_EXERCISE DETAILS_
Identify the lines bearing the string "JSON" and gather them.
* start STORED DATA *
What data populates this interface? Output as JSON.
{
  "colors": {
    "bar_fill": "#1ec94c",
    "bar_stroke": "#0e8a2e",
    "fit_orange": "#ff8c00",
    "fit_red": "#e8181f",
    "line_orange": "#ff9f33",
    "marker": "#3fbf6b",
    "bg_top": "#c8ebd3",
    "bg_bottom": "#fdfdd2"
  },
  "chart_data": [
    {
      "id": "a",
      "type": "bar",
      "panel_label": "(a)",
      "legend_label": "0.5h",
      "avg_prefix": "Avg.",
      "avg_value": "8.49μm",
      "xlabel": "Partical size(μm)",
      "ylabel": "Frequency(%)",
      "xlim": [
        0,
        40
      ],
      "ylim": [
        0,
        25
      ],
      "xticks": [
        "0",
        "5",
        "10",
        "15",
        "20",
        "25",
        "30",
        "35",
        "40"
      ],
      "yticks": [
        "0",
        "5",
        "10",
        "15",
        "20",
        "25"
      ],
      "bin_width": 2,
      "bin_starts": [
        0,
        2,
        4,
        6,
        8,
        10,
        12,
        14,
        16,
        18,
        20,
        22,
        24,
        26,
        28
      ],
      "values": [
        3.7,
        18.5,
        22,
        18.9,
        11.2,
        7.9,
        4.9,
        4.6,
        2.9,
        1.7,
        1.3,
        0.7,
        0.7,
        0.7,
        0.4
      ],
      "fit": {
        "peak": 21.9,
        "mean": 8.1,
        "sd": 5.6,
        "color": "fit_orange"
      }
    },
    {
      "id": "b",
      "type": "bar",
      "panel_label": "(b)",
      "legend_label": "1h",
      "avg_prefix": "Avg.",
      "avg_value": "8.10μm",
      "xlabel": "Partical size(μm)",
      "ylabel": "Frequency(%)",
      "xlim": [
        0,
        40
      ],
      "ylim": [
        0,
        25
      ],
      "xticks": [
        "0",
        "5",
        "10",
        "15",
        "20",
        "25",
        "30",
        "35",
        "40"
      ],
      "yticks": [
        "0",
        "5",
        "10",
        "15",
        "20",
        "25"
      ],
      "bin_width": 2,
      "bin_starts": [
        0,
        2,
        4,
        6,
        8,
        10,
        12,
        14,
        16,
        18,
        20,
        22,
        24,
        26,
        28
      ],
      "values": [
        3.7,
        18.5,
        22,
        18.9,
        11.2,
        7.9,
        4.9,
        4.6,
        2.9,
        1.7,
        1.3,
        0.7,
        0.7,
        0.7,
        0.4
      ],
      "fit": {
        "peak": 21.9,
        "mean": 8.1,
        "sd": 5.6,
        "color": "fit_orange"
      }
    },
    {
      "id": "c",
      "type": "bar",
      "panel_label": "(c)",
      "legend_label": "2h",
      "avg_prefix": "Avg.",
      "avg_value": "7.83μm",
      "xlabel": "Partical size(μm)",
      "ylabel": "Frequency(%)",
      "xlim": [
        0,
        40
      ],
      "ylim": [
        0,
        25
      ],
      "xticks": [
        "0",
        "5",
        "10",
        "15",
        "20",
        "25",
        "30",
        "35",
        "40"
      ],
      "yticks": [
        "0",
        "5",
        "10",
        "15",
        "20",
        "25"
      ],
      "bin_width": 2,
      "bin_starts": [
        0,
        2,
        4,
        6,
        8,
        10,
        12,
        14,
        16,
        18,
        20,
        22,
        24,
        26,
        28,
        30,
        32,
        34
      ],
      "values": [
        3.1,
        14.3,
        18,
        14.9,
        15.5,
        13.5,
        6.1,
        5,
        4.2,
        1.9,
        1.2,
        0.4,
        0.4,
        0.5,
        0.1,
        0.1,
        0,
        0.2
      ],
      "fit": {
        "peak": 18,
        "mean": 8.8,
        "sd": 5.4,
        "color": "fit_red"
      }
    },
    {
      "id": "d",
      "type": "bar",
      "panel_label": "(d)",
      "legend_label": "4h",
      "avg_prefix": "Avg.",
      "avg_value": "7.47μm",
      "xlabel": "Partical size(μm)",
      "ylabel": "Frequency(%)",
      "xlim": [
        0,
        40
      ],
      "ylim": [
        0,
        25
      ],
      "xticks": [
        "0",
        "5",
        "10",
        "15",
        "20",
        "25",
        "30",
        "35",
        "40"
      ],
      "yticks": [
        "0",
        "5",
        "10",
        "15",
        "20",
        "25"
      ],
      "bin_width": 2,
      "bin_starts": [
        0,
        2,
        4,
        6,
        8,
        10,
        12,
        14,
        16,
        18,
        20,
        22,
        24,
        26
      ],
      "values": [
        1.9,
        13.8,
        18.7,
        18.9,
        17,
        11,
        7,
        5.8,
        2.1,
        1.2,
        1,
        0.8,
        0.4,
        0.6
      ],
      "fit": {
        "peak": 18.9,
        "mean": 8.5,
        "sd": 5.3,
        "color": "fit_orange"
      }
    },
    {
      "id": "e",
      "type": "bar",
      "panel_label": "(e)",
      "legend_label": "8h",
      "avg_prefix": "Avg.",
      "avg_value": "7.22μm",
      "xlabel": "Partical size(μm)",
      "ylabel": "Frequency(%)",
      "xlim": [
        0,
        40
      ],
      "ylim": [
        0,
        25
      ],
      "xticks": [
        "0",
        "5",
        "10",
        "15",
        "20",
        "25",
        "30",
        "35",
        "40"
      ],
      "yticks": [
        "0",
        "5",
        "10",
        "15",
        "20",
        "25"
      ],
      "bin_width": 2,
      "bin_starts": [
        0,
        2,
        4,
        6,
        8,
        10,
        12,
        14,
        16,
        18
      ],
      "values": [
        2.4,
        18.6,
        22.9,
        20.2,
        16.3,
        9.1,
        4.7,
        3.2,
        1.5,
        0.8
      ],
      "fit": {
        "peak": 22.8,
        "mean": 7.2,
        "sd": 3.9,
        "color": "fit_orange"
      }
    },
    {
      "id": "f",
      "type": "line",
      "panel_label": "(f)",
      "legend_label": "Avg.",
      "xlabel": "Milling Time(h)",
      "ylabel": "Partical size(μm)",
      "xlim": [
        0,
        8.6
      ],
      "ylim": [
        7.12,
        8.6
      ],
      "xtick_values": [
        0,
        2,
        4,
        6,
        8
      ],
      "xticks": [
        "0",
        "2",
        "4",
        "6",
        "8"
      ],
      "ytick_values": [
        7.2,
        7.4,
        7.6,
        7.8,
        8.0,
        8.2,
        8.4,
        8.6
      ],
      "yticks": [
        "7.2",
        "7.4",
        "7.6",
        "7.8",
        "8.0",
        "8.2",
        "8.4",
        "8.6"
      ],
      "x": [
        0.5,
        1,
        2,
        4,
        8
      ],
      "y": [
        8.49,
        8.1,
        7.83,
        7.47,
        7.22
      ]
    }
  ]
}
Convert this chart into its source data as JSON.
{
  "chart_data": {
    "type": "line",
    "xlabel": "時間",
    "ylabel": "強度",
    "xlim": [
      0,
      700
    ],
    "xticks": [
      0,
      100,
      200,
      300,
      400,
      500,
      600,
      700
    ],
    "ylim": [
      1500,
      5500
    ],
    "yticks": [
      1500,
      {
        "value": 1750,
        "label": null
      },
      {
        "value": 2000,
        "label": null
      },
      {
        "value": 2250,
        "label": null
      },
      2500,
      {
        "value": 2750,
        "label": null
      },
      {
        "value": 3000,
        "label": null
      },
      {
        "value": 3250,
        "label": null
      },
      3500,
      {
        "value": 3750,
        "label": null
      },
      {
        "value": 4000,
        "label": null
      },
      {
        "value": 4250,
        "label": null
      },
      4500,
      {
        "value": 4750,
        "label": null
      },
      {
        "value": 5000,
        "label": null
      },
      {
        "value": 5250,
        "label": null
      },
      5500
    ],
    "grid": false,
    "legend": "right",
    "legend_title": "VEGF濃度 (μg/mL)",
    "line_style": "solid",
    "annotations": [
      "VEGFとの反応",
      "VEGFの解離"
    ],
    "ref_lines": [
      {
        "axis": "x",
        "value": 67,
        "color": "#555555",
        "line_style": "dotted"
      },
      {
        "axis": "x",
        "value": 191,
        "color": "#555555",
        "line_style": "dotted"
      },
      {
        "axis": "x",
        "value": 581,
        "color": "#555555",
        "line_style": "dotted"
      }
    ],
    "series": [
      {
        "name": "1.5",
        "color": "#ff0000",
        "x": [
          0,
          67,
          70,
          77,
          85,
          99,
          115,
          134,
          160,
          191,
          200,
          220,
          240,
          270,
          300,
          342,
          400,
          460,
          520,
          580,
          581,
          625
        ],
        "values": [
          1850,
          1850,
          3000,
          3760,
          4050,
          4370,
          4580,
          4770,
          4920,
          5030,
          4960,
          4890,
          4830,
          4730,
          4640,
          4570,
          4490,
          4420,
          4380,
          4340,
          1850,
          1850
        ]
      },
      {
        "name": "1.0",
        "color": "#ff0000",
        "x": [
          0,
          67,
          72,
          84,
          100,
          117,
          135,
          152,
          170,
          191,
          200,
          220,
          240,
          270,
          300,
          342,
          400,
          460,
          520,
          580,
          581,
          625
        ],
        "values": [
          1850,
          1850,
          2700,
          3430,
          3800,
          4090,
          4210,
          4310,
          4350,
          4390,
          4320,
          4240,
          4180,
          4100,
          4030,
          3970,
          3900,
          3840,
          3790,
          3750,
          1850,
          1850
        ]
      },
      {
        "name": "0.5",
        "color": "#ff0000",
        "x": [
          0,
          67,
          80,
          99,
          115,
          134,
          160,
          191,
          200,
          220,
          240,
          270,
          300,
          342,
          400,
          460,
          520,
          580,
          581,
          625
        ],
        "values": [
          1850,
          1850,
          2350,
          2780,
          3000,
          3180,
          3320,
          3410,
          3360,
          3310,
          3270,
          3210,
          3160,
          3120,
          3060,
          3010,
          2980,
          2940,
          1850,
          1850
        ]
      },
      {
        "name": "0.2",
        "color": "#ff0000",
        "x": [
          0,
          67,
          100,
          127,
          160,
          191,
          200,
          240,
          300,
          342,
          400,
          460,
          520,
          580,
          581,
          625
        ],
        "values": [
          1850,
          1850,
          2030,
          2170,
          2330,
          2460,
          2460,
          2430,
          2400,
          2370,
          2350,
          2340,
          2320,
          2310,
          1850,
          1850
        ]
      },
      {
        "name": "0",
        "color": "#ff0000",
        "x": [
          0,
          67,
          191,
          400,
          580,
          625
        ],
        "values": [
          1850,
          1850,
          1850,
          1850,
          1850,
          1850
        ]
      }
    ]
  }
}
* end STORED DATA *
_SOLUTION_
What data populates this interface? Output as JSON.
Convert this chart into its source data as JSON.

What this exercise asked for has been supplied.